> Stored records

•••••

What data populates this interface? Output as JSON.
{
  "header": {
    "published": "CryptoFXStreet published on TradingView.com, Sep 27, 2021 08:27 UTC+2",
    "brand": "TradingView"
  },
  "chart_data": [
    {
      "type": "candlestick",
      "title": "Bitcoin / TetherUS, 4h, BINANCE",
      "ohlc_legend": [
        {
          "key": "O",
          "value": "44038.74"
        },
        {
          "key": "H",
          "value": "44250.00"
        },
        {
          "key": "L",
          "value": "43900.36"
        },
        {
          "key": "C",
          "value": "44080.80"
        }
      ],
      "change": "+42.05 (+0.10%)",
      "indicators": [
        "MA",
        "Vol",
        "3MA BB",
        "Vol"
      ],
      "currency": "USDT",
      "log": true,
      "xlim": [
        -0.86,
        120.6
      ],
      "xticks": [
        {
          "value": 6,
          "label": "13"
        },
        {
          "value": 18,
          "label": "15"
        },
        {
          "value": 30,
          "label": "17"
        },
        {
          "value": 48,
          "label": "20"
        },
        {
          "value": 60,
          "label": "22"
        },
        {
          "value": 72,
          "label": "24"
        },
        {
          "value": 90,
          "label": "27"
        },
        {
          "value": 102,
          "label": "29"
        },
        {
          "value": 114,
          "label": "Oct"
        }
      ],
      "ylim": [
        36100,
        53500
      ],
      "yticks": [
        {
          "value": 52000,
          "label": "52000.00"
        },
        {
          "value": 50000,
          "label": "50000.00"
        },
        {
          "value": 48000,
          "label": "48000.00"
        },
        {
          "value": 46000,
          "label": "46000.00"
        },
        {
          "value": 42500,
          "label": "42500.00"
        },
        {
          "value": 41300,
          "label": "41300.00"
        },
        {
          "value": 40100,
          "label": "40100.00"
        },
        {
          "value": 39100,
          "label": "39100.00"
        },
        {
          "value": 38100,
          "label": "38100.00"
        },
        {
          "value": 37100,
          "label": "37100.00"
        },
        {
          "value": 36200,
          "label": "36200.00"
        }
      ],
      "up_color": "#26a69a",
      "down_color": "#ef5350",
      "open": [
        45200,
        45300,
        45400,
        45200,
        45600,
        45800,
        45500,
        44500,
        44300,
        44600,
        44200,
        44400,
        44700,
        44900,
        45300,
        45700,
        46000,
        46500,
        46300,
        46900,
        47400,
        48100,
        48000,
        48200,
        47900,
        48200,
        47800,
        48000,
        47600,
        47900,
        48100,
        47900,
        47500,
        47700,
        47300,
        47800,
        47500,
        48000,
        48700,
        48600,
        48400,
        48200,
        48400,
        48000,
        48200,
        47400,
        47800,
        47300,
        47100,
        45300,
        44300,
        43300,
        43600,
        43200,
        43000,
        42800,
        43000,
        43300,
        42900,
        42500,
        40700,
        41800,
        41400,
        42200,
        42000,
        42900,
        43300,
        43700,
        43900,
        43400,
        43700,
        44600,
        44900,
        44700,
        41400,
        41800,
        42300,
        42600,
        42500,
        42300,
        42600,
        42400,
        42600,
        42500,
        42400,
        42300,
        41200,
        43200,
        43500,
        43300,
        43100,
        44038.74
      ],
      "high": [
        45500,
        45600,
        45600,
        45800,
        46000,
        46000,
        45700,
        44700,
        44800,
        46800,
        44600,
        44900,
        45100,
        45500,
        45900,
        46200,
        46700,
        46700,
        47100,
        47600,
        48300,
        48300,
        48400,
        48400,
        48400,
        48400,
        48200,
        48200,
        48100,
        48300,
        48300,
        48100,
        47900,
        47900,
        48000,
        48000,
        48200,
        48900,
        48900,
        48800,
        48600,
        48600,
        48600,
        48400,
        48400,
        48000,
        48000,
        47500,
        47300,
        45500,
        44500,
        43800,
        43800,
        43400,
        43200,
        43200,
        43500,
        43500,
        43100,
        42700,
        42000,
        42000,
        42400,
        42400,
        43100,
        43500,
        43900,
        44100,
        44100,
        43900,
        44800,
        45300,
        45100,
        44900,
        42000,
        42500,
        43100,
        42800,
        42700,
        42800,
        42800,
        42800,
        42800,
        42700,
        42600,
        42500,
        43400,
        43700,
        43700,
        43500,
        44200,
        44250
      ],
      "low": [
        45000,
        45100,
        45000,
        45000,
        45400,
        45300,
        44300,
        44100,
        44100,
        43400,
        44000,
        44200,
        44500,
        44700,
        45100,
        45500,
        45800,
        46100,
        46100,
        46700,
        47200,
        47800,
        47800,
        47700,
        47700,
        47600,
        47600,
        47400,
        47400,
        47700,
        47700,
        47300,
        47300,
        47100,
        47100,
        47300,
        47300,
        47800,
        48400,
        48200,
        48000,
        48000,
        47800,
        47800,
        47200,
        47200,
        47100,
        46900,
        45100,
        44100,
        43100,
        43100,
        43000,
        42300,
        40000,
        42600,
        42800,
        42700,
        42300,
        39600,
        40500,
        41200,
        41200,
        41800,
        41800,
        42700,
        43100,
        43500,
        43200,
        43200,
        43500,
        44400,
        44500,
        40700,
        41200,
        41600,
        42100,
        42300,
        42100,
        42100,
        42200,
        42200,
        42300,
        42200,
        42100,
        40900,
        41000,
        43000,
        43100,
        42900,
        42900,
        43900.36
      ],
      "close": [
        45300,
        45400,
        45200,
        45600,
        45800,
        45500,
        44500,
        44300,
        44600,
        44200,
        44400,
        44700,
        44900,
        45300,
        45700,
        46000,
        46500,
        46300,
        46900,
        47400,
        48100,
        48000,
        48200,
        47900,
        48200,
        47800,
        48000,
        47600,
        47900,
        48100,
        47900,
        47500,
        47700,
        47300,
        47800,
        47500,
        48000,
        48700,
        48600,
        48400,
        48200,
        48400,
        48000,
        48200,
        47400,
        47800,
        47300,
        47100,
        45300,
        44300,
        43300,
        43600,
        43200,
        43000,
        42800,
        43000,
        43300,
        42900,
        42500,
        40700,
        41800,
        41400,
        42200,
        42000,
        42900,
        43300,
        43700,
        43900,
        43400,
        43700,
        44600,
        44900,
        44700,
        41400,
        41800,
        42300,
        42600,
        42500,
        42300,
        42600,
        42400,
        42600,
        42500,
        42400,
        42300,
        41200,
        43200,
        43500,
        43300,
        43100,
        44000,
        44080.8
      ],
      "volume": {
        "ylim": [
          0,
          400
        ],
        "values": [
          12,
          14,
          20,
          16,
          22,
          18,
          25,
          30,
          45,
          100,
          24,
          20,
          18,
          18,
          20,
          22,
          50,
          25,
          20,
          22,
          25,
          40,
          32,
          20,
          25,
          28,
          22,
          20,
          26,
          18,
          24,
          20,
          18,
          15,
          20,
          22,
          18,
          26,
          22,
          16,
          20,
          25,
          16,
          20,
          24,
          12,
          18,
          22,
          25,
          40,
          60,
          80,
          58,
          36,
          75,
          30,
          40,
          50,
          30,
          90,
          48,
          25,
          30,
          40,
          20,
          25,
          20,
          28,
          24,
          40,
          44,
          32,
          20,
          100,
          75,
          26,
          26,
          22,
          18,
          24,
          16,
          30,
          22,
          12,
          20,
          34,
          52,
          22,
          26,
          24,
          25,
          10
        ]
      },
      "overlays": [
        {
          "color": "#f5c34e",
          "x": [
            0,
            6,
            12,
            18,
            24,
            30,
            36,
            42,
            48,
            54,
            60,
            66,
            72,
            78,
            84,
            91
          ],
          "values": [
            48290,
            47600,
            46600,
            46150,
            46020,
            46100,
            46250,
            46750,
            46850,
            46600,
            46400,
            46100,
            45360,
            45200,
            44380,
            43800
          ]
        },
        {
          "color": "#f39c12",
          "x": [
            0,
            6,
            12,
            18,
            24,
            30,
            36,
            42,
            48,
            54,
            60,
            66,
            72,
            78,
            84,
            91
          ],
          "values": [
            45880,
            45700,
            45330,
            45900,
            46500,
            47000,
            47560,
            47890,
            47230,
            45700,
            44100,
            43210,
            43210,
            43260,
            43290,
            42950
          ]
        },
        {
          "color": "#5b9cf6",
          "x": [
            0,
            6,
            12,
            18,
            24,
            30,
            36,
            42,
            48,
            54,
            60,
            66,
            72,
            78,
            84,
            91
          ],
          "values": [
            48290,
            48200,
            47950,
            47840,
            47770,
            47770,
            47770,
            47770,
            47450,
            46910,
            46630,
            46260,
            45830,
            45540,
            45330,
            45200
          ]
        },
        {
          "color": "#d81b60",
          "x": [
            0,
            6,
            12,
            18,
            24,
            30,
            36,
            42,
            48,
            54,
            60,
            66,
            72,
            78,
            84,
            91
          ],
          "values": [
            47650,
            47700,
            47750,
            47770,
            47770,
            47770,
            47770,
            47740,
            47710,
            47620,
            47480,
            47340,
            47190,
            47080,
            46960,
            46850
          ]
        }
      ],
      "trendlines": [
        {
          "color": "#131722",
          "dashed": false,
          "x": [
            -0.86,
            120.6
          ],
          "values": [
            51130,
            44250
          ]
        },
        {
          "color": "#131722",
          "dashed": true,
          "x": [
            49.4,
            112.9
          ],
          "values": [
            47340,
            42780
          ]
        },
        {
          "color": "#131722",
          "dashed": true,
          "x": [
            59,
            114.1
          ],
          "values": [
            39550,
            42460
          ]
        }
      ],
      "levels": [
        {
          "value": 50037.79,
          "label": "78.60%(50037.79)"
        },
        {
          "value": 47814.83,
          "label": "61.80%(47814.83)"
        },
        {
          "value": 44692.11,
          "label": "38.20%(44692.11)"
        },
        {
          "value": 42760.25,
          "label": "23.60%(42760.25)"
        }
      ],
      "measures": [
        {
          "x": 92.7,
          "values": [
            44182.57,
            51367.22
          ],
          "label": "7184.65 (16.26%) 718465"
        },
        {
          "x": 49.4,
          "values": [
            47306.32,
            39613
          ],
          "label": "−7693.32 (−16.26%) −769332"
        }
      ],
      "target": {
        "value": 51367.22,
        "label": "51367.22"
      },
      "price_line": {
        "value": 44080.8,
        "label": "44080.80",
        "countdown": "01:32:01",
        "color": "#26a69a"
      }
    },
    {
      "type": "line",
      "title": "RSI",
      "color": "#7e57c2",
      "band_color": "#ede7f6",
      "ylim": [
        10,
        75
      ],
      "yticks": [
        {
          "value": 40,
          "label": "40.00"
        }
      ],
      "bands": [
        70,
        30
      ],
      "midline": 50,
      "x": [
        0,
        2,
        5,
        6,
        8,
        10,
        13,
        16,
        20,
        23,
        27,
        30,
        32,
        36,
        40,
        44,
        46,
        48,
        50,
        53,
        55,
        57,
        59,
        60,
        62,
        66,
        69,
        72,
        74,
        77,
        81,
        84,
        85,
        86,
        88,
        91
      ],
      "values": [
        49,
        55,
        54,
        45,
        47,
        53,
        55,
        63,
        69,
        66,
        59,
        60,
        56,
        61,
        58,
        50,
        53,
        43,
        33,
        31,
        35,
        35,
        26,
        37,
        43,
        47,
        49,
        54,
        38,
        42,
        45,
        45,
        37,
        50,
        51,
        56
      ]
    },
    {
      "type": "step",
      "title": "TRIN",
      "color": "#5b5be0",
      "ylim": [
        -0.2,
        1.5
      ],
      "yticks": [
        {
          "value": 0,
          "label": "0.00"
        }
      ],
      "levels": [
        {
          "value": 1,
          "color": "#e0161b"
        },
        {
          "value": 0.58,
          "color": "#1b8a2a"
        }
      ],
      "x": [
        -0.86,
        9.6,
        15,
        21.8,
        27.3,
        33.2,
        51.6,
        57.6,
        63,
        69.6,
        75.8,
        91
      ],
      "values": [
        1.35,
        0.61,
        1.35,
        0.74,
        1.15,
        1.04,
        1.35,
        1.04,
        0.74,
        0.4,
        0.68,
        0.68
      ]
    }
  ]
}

•••••

> Directions
Above are entries; state the number of lines among them that contain "type", and nothing else.

> Answer to the task
3